## EXCERPTED DATA
=====

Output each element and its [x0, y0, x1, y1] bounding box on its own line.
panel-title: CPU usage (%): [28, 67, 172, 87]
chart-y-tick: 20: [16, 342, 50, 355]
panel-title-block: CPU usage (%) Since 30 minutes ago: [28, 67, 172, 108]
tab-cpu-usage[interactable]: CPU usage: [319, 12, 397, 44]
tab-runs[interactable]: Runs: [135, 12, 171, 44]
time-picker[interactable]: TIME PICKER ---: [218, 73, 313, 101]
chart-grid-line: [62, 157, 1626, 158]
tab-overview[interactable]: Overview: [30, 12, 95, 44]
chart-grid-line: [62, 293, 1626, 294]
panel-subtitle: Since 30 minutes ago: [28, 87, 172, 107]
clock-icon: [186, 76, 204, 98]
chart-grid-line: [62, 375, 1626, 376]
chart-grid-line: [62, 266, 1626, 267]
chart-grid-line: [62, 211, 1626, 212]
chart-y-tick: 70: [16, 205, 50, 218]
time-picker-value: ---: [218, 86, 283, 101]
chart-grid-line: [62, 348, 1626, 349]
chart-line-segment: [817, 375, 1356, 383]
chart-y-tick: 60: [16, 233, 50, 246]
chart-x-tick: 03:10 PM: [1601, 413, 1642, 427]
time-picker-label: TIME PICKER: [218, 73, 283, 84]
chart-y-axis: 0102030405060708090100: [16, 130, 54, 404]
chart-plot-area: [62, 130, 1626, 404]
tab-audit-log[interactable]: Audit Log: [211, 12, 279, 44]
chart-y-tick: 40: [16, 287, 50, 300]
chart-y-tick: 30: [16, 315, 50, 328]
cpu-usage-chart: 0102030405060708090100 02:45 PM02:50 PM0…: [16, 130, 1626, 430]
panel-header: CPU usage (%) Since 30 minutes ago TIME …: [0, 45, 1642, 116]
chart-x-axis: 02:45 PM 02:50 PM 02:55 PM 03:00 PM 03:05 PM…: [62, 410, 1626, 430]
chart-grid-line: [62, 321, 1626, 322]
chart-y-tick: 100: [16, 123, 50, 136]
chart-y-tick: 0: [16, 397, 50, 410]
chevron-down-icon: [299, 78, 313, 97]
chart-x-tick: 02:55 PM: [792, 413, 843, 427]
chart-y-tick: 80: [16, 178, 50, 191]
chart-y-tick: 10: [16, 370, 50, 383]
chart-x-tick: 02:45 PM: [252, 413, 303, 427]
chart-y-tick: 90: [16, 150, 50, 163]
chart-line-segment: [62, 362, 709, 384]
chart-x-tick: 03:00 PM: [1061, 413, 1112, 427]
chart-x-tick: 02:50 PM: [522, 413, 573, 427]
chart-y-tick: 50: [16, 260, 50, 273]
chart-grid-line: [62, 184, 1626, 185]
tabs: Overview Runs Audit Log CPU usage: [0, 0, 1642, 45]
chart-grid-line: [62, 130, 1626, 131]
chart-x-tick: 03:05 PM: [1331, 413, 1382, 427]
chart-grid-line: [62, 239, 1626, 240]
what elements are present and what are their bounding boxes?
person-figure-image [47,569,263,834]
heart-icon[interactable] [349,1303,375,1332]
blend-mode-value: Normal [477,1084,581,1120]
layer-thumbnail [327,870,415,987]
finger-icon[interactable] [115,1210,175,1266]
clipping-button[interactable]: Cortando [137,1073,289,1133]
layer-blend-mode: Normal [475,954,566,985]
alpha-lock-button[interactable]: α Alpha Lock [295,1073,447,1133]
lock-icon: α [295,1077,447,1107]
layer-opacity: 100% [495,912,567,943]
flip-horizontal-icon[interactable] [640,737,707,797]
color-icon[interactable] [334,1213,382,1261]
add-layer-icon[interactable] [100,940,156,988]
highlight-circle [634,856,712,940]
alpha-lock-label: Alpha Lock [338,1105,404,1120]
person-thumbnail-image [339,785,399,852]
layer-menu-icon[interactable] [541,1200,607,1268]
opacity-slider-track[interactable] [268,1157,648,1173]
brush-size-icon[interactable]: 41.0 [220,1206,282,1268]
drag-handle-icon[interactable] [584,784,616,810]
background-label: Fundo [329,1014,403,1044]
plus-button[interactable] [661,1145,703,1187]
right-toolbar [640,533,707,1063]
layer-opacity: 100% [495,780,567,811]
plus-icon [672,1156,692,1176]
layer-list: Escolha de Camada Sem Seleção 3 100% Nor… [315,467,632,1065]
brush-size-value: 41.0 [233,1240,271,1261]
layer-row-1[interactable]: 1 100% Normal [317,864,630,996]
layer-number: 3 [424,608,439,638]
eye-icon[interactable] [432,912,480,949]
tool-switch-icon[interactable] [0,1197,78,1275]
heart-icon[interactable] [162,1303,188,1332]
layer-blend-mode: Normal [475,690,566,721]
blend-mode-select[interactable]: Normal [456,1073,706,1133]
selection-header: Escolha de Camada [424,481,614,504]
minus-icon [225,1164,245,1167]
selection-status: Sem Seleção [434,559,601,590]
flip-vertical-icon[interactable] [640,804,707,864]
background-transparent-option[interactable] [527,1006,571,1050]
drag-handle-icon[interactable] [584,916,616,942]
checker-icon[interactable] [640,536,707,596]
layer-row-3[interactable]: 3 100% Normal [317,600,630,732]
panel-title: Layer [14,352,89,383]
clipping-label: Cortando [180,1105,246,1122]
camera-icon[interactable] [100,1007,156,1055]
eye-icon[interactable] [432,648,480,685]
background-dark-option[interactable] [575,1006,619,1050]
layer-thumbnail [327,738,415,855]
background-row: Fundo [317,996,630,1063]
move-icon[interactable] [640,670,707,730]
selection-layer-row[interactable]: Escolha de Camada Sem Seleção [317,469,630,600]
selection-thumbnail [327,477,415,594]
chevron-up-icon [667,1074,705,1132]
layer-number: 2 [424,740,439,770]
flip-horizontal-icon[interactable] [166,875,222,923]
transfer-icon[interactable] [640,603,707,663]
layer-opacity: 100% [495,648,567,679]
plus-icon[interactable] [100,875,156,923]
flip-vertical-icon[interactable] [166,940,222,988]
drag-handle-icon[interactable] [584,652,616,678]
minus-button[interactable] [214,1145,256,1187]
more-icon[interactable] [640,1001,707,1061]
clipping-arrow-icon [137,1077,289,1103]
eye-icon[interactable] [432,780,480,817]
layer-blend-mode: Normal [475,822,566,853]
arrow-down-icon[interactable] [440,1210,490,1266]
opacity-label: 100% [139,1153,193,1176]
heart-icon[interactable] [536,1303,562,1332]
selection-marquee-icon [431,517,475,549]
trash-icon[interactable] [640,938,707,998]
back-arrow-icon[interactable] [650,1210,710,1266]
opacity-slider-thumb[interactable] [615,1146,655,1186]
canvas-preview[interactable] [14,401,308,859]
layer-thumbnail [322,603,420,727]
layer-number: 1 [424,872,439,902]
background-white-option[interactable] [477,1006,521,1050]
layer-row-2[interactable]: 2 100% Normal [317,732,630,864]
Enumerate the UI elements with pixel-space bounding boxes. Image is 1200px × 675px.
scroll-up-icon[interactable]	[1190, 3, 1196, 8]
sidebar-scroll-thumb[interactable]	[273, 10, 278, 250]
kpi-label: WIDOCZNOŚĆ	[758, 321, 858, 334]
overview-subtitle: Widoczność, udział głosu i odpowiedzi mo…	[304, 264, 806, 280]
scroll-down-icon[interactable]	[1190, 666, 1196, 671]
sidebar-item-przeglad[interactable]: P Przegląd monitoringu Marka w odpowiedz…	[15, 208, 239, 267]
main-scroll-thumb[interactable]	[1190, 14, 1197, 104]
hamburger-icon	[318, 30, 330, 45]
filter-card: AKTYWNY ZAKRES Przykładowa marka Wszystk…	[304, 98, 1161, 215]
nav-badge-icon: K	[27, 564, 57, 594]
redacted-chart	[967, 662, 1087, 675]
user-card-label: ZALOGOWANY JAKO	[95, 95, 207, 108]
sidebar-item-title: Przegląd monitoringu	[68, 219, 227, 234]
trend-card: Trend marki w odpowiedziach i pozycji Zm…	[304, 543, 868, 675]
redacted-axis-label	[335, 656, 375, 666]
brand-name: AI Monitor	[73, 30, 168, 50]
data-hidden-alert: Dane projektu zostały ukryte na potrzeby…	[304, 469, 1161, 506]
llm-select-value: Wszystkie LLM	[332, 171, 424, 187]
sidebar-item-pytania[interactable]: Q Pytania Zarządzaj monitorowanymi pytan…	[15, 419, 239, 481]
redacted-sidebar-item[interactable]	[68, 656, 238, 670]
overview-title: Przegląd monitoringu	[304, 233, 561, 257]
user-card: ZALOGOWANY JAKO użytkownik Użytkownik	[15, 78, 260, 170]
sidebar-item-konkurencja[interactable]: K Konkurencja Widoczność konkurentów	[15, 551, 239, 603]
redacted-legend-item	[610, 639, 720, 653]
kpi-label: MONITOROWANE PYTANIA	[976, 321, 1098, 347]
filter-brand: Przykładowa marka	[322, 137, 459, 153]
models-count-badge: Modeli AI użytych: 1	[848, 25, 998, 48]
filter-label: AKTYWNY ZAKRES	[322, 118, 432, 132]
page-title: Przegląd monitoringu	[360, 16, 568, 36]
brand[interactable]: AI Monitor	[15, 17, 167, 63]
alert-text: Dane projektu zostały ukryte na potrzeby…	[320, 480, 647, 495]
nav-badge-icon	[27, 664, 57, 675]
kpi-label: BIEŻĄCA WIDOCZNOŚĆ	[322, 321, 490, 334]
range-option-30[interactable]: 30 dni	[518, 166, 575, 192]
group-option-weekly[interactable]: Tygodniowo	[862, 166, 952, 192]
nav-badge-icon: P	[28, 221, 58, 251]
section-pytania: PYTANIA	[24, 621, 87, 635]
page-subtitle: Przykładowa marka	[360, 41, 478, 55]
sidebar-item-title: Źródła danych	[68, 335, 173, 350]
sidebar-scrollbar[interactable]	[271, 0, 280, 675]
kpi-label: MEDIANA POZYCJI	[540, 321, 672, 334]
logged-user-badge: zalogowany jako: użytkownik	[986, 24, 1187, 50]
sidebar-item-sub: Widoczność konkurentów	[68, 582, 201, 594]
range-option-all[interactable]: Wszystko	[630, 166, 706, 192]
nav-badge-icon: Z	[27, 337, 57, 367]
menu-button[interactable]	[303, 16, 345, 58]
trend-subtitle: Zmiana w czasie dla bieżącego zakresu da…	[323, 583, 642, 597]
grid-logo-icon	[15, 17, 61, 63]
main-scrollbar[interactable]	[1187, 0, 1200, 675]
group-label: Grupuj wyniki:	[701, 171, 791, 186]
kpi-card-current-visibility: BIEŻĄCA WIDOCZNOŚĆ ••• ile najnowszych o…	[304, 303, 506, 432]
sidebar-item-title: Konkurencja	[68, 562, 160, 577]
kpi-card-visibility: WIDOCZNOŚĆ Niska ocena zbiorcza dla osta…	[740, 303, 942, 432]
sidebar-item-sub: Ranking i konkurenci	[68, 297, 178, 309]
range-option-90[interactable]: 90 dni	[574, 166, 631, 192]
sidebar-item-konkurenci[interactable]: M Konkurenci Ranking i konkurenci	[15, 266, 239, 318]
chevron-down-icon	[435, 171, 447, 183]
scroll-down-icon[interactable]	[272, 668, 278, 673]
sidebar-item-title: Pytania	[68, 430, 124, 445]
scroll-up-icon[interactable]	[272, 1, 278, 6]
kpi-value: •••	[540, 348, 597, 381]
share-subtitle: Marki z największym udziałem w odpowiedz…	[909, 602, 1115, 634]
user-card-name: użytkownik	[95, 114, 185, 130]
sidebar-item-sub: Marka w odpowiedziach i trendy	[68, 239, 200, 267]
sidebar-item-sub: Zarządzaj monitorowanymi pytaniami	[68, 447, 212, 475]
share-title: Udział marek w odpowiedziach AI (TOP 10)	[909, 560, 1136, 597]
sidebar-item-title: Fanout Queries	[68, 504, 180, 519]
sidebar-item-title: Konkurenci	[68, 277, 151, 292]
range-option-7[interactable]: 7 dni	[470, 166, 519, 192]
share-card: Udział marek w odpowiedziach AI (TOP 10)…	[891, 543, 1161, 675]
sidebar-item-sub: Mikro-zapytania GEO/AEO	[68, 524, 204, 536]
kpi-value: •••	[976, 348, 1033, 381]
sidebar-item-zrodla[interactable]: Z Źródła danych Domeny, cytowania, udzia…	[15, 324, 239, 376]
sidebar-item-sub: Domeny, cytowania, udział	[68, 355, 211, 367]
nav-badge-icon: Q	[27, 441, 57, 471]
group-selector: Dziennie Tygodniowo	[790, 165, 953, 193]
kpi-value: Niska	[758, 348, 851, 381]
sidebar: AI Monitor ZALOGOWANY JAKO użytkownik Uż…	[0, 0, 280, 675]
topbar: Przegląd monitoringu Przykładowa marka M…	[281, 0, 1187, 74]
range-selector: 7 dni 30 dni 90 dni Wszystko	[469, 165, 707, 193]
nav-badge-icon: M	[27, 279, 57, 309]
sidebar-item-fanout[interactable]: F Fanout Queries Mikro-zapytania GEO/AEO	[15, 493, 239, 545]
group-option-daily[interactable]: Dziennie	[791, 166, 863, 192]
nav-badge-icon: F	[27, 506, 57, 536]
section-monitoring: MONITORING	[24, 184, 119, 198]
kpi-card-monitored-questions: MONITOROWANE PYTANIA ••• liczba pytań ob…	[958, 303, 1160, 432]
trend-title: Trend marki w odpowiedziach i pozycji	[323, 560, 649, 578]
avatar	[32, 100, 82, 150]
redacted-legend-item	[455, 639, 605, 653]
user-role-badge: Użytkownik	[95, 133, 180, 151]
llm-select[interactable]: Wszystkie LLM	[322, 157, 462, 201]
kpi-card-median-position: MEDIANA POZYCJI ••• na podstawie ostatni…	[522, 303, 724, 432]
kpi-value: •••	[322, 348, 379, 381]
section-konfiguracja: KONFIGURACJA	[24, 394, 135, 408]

=====

## DIRECTIONS FOR THIS TASK
Rewrite everything from the start of the records down to the line containing "chart-x-tick: 02:55 PM: [792, 413, 843, 427]", putting "gridline" wherever "chart-grid-line" appears and changing nothing else.

## CORRECT ANSWER
Output each element and its [x0, y0, x1, y1] bounding box on its own line.
panel-title: CPU usage (%): [28, 67, 172, 87]
chart-y-tick: 20: [16, 342, 50, 355]
panel-title-block: CPU usage (%) Since 30 minutes ago: [28, 67, 172, 108]
tab-cpu-usage[interactable]: CPU usage: [319, 12, 397, 44]
tab-runs[interactable]: Runs: [135, 12, 171, 44]
time-picker[interactable]: TIME PICKER ---: [218, 73, 313, 101]
gridline: [62, 157, 1626, 158]
tab-overview[interactable]: Overview: [30, 12, 95, 44]
gridline: [62, 293, 1626, 294]
panel-subtitle: Since 30 minutes ago: [28, 87, 172, 107]
clock-icon: [186, 76, 204, 98]
gridline: [62, 375, 1626, 376]
gridline: [62, 266, 1626, 267]
gridline: [62, 211, 1626, 212]
chart-y-tick: 70: [16, 205, 50, 218]
time-picker-value: ---: [218, 86, 283, 101]
gridline: [62, 348, 1626, 349]
chart-line-segment: [817, 375, 1356, 383]
chart-y-tick: 60: [16, 233, 50, 246]
chart-x-tick: 03:10 PM: [1601, 413, 1642, 427]
time-picker-label: TIME PICKER: [218, 73, 283, 84]
chart-y-axis: 0102030405060708090100: [16, 130, 54, 404]
chart-plot-area: [62, 130, 1626, 404]
tab-audit-log[interactable]: Audit Log: [211, 12, 279, 44]
chart-y-tick: 40: [16, 287, 50, 300]
chart-y-tick: 30: [16, 315, 50, 328]
cpu-usage-chart: 0102030405060708090100 02:45 PM02:50 PM0…: [16, 130, 1626, 430]
panel-header: CPU usage (%) Since 30 minutes ago TIME …: [0, 45, 1642, 116]
chart-x-axis: 02:45 PM 02:50 PM 02:55 PM 03:00 PM 03:05 PM…: [62, 410, 1626, 430]
gridline: [62, 321, 1626, 322]
chart-y-tick: 100: [16, 123, 50, 136]
chart-y-tick: 0: [16, 397, 50, 410]
chevron-down-icon: [299, 78, 313, 97]
chart-x-tick: 02:55 PM: [792, 413, 843, 427]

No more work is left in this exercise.